→ WHAT THE EXERCISE ASKS:
Filter the entries, keeping every line with the word "online".

→ GIVEN ENTRIES:
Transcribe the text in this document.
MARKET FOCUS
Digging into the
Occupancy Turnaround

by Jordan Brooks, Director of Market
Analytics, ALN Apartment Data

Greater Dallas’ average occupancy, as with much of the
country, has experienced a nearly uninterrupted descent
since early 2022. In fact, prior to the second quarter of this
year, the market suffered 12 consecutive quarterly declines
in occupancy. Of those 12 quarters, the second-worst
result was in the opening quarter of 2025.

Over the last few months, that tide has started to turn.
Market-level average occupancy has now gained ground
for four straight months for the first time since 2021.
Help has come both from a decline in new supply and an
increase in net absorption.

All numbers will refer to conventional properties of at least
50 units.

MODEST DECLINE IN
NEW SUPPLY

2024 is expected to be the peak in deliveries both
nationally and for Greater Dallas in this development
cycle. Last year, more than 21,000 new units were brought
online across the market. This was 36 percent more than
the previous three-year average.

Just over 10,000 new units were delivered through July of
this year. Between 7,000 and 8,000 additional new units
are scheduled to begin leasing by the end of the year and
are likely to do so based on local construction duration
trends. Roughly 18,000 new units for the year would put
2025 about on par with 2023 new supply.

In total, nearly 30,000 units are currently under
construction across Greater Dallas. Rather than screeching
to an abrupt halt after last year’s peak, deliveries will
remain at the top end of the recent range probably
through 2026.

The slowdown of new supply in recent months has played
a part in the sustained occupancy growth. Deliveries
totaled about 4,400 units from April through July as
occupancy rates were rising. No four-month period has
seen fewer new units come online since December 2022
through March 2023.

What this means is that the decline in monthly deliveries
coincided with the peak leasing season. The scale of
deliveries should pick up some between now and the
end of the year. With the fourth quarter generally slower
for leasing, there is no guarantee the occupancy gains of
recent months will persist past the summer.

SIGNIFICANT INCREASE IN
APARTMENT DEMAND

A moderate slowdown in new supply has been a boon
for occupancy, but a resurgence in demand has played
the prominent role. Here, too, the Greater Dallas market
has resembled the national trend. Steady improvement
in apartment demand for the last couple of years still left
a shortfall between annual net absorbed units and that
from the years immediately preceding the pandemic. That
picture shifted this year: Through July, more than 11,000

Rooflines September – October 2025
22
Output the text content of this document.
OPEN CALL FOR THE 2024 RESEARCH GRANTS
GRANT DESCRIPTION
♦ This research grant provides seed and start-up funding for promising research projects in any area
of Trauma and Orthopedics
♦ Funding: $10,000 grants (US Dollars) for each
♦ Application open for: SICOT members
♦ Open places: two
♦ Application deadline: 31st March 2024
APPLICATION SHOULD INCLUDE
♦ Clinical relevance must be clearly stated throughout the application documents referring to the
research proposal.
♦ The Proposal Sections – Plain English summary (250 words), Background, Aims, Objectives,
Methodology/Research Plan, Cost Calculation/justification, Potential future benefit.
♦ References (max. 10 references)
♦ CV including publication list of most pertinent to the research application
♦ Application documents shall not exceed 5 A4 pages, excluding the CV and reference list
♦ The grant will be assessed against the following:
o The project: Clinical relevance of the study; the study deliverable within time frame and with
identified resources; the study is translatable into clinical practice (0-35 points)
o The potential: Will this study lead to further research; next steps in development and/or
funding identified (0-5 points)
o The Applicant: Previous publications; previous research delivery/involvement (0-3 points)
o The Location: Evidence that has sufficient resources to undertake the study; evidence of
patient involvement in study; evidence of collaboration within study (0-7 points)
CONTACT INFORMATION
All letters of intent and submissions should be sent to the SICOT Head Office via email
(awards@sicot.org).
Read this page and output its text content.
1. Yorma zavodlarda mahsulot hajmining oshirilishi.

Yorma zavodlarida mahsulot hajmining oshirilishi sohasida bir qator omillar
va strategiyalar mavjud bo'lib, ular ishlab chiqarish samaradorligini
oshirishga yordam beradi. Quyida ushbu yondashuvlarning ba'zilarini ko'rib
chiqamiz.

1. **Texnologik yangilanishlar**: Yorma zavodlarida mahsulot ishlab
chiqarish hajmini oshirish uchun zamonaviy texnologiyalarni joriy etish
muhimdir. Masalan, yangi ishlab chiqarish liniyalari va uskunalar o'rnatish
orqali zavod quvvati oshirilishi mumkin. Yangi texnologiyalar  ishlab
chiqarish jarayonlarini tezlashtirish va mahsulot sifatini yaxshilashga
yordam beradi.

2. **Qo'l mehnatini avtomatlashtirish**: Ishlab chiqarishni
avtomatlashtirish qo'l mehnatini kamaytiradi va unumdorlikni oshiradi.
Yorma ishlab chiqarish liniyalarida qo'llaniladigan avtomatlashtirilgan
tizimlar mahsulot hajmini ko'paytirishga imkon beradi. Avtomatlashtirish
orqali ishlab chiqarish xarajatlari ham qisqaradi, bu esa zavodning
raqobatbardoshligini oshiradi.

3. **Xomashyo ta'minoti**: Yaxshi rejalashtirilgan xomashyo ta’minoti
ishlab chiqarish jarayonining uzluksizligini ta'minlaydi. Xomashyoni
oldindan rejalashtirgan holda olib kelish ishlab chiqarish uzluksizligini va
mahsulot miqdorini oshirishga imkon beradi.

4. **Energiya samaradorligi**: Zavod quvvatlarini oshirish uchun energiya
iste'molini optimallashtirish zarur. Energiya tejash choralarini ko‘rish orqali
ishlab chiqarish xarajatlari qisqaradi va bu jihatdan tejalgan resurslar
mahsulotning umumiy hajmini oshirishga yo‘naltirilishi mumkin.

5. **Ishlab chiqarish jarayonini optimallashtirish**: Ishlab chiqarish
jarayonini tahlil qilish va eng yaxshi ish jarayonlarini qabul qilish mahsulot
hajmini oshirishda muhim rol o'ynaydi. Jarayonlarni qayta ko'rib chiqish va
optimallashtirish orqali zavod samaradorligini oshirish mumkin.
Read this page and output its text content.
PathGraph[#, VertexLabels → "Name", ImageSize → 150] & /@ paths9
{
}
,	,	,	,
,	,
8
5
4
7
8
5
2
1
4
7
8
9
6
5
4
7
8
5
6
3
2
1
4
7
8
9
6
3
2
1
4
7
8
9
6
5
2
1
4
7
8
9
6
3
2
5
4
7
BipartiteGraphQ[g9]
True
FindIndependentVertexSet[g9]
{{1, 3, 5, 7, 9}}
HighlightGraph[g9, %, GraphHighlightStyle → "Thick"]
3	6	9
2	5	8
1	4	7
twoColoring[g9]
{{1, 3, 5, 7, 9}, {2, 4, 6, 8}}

→ EXERCISE RESPONSE:
online across the market. This was 36 percent more than
seen fewer new units come online since December 2022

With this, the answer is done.